**Your goal:**
Reproduce all of the listing below without alteration.
※ ※ ※
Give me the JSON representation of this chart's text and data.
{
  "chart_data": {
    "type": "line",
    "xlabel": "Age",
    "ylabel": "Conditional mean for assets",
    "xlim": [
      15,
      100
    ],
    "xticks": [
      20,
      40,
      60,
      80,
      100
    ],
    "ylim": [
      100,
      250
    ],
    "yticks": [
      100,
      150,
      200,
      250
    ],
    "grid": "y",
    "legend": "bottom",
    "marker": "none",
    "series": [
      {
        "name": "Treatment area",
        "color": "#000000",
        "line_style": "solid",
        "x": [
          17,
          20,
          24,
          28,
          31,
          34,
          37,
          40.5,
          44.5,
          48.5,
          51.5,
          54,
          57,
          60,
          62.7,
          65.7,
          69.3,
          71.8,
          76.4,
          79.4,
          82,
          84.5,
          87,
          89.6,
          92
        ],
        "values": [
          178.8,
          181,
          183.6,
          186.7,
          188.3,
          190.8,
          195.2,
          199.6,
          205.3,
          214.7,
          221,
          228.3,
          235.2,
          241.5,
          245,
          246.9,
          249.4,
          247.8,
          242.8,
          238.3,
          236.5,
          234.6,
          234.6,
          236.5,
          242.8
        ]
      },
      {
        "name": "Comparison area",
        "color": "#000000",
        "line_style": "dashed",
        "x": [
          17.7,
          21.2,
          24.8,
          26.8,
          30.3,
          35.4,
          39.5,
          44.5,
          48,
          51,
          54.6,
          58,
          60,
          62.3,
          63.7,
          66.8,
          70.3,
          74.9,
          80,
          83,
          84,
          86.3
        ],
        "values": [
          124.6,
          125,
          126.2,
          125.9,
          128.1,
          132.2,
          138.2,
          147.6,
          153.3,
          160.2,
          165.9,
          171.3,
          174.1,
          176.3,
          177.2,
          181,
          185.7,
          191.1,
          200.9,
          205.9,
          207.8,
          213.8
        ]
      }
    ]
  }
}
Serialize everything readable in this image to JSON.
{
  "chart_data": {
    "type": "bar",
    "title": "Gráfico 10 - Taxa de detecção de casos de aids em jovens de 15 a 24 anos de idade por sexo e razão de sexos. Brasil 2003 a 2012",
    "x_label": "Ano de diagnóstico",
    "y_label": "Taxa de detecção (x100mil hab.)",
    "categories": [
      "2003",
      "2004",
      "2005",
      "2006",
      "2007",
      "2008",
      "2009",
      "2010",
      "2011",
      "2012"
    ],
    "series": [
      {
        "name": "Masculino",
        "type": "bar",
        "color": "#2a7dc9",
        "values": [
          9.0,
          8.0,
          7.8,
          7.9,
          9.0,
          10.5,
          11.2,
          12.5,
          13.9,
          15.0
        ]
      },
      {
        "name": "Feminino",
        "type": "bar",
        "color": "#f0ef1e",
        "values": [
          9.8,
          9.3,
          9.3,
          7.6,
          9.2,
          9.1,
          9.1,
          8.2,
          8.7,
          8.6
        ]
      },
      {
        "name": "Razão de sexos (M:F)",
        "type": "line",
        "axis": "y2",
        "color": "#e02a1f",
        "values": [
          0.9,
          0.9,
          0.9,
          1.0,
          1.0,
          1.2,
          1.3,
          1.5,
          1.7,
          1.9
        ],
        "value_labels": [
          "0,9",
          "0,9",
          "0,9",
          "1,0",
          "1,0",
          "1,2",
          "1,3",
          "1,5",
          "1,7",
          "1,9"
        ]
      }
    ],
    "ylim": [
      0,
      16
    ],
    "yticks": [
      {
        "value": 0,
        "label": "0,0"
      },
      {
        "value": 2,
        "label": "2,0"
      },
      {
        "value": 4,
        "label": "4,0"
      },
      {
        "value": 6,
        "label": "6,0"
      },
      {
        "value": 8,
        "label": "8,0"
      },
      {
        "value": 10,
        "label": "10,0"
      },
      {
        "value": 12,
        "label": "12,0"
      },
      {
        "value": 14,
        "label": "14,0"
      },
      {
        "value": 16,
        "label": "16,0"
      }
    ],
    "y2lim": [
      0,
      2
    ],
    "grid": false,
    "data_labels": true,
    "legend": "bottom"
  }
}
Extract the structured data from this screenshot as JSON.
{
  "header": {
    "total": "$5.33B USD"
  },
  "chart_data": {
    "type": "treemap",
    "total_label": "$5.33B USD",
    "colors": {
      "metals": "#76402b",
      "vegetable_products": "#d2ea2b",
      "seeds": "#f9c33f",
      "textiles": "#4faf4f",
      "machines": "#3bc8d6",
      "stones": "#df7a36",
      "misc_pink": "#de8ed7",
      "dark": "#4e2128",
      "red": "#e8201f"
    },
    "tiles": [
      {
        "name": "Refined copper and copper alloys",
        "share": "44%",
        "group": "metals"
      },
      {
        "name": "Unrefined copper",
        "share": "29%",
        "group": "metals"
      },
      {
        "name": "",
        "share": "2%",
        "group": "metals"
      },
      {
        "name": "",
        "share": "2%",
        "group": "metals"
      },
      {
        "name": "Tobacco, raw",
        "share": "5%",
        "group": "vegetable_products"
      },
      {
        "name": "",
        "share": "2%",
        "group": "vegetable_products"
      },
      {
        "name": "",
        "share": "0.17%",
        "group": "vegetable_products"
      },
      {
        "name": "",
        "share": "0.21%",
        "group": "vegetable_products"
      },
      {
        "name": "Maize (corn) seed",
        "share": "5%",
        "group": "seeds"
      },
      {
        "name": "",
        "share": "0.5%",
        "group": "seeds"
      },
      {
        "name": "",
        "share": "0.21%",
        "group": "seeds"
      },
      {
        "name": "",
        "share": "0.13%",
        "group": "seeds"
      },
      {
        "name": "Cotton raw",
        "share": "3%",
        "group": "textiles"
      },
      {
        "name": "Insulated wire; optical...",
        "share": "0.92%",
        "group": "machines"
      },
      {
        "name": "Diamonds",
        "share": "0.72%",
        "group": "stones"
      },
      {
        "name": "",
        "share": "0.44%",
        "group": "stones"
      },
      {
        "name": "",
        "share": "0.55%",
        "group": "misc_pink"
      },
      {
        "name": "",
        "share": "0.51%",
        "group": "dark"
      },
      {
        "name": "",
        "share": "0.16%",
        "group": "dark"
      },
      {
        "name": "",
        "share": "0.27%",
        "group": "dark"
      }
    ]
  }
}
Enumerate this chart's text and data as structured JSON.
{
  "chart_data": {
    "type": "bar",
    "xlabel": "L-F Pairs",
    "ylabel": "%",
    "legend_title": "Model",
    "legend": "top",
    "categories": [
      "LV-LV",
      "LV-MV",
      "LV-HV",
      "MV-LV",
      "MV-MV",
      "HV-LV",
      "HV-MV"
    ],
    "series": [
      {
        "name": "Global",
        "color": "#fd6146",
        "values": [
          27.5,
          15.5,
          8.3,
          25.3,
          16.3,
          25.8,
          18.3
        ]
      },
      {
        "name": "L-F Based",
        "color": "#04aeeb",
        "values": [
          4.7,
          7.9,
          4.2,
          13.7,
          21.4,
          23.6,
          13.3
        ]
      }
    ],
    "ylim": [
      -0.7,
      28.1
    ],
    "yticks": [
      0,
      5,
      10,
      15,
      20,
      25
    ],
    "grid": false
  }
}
※ ※ ※
**Exercise solution:**
Give me the JSON representation of this chart's text and data.
{
  "chart_data": {
    "type": "line",
    "xlabel": "Age",
    "ylabel": "Conditional mean for assets",
    "xlim": [
      15,
      100
    ],
    "xticks": [
      20,
      40,
      60,
      80,
      100
    ],
    "ylim": [
      100,
      250
    ],
    "yticks": [
      100,
      150,
      200,
      250
    ],
    "grid": "y",
    "legend": "bottom",
    "marker": "none",
    "series": [
      {
        "name": "Treatment area",
        "color": "#000000",
        "line_style": "solid",
        "x": [
          17,
          20,
          24,
          28,
          31,
          34,
          37,
          40.5,
          44.5,
          48.5,
          51.5,
          54,
          57,
          60,
          62.7,
          65.7,
          69.3,
          71.8,
          76.4,
          79.4,
          82,
          84.5,
          87,
          89.6,
          92
        ],
        "values": [
          178.8,
          181,
          183.6,
          186.7,
          188.3,
          190.8,
          195.2,
          199.6,
          205.3,
          214.7,
          221,
          228.3,
          235.2,
          241.5,
          245,
          246.9,
          249.4,
          247.8,
          242.8,
          238.3,
          236.5,
          234.6,
          234.6,
          236.5,
          242.8
        ]
      },
      {
        "name": "Comparison area",
        "color": "#000000",
        "line_style": "dashed",
        "x": [
          17.7,
          21.2,
          24.8,
          26.8,
          30.3,
          35.4,
          39.5,
          44.5,
          48,
          51,
          54.6,
          58,
          60,
          62.3,
          63.7,
          66.8,
          70.3,
          74.9,
          80,
          83,
          84,
          86.3
        ],
        "values": [
          124.6,
          125,
          126.2,
          125.9,
          128.1,
          132.2,
          138.2,
          147.6,
          153.3,
          160.2,
          165.9,
          171.3,
          174.1,
          176.3,
          177.2,
          181,
          185.7,
          191.1,
          200.9,
          205.9,
          207.8,
          213.8
        ]
      }
    ]
  }
}
Serialize everything readable in this image to JSON.
{
  "chart_data": {
    "type": "bar",
    "title": "Gráfico 10 - Taxa de detecção de casos de aids em jovens de 15 a 24 anos de idade por sexo e razão de sexos. Brasil 2003 a 2012",
    "x_label": "Ano de diagnóstico",
    "y_label": "Taxa de detecção (x100mil hab.)",
    "categories": [
      "2003",
      "2004",
      "2005",
      "2006",
      "2007",
      "2008",
      "2009",
      "2010",
      "2011",
      "2012"
    ],
    "series": [
      {
        "name": "Masculino",
        "type": "bar",
        "color": "#2a7dc9",
        "values": [
          9.0,
          8.0,
          7.8,
          7.9,
          9.0,
          10.5,
          11.2,
          12.5,
          13.9,
          15.0
        ]
      },
      {
        "name": "Feminino",
        "type": "bar",
        "color": "#f0ef1e",
        "values": [
          9.8,
          9.3,
          9.3,
          7.6,
          9.2,
          9.1,
          9.1,
          8.2,
          8.7,
          8.6
        ]
      },
      {
        "name": "Razão de sexos (M:F)",
        "type": "line",
        "axis": "y2",
        "color": "#e02a1f",
        "values": [
          0.9,
          0.9,
          0.9,
          1.0,
          1.0,
          1.2,
          1.3,
          1.5,
          1.7,
          1.9
        ],
        "value_labels": [
          "0,9",
          "0,9",
          "0,9",
          "1,0",
          "1,0",
          "1,2",
          "1,3",
          "1,5",
          "1,7",
          "1,9"
        ]
      }
    ],
    "ylim": [
      0,
      16
    ],
    "yticks": [
      {
        "value": 0,
        "label": "0,0"
      },
      {
        "value": 2,
        "label": "2,0"
      },
      {
        "value": 4,
        "label": "4,0"
      },
      {
        "value": 6,
        "label": "6,0"
      },
      {
        "value": 8,
        "label": "8,0"
      },
      {
        "value": 10,
        "label": "10,0"
      },
      {
        "value": 12,
        "label": "12,0"
      },
      {
        "value": 14,
        "label": "14,0"
      },
      {
        "value": 16,
        "label": "16,0"
      }
    ],
    "y2lim": [
      0,
      2
    ],
    "grid": false,
    "data_labels": true,
    "legend": "bottom"
  }
}
Extract the structured data from this screenshot as JSON.
{
  "header": {
    "total": "$5.33B USD"
  },
  "chart_data": {
    "type": "treemap",
    "total_label": "$5.33B USD",
    "colors": {
      "metals": "#76402b",
      "vegetable_products": "#d2ea2b",
      "seeds": "#f9c33f",
      "textiles": "#4faf4f",
      "machines": "#3bc8d6",
      "stones": "#df7a36",
      "misc_pink": "#de8ed7",
      "dark": "#4e2128",
      "red": "#e8201f"
    },
    "tiles": [
      {
        "name": "Refined copper and copper alloys",
        "share": "44%",
        "group": "metals"
      },
      {
        "name": "Unrefined copper",
        "share": "29%",
        "group": "metals"
      },
      {
        "name": "",
        "share": "2%",
        "group": "metals"
      },
      {
        "name": "",
        "share": "2%",
        "group": "metals"
      },
      {
        "name": "Tobacco, raw",
        "share": "5%",
        "group": "vegetable_products"
      },
      {
        "name": "",
        "share": "2%",
        "group": "vegetable_products"
      },
      {
        "name": "",
        "share": "0.17%",
        "group": "vegetable_products"
      },
      {
        "name": "",
        "share": "0.21%",
        "group": "vegetable_products"
      },
      {
        "name": "Maize (corn) seed",
        "share": "5%",
        "group": "seeds"
      },
      {
        "name": "",
        "share": "0.5%",
        "group": "seeds"
      },
      {
        "name": "",
        "share": "0.21%",
        "group": "seeds"
      },
      {
        "name": "",
        "share": "0.13%",
        "group": "seeds"
      },
      {
        "name": "Cotton raw",
        "share": "3%",
        "group": "textiles"
      },
      {
        "name": "Insulated wire; optical...",
        "share": "0.92%",
        "group": "machines"
      },
      {
        "name": "Diamonds",
        "share": "0.72%",
        "group": "stones"
      },
      {
        "name": "",
        "share": "0.44%",
        "group": "stones"
      },
      {
        "name": "",
        "share": "0.55%",
        "group": "misc_pink"
      },
      {
        "name": "",
        "share": "0.51%",
        "group": "dark"
      },
      {
        "name": "",
        "share": "0.16%",
        "group": "dark"
      },
      {
        "name": "",
        "share": "0.27%",
        "group": "dark"
      }
    ]
  }
}
Enumerate this chart's text and data as structured JSON.
{
  "chart_data": {
    "type": "bar",
    "xlabel": "L-F Pairs",
    "ylabel": "%",
    "legend_title": "Model",
    "legend": "top",
    "categories": [
      "LV-LV",
      "LV-MV",
      "LV-HV",
      "MV-LV",
      "MV-MV",
      "HV-LV",
      "HV-MV"
    ],
    "series": [
      {
        "name": "Global",
        "color": "#fd6146",
        "values": [
          27.5,
          15.5,
          8.3,
          25.3,
          16.3,
          25.8,
          18.3
        ]
      },
      {
        "name": "L-F Based",
        "color": "#04aeeb",
        "values": [
          4.7,
          7.9,
          4.2,
          13.7,
          21.4,
          23.6,
          13.3
        ]
      }
    ],
    "ylim": [
      -0.7,
      28.1
    ],
    "yticks": [
      0,
      5,
      10,
      15,
      20,
      25
    ],
    "grid": false
  }
}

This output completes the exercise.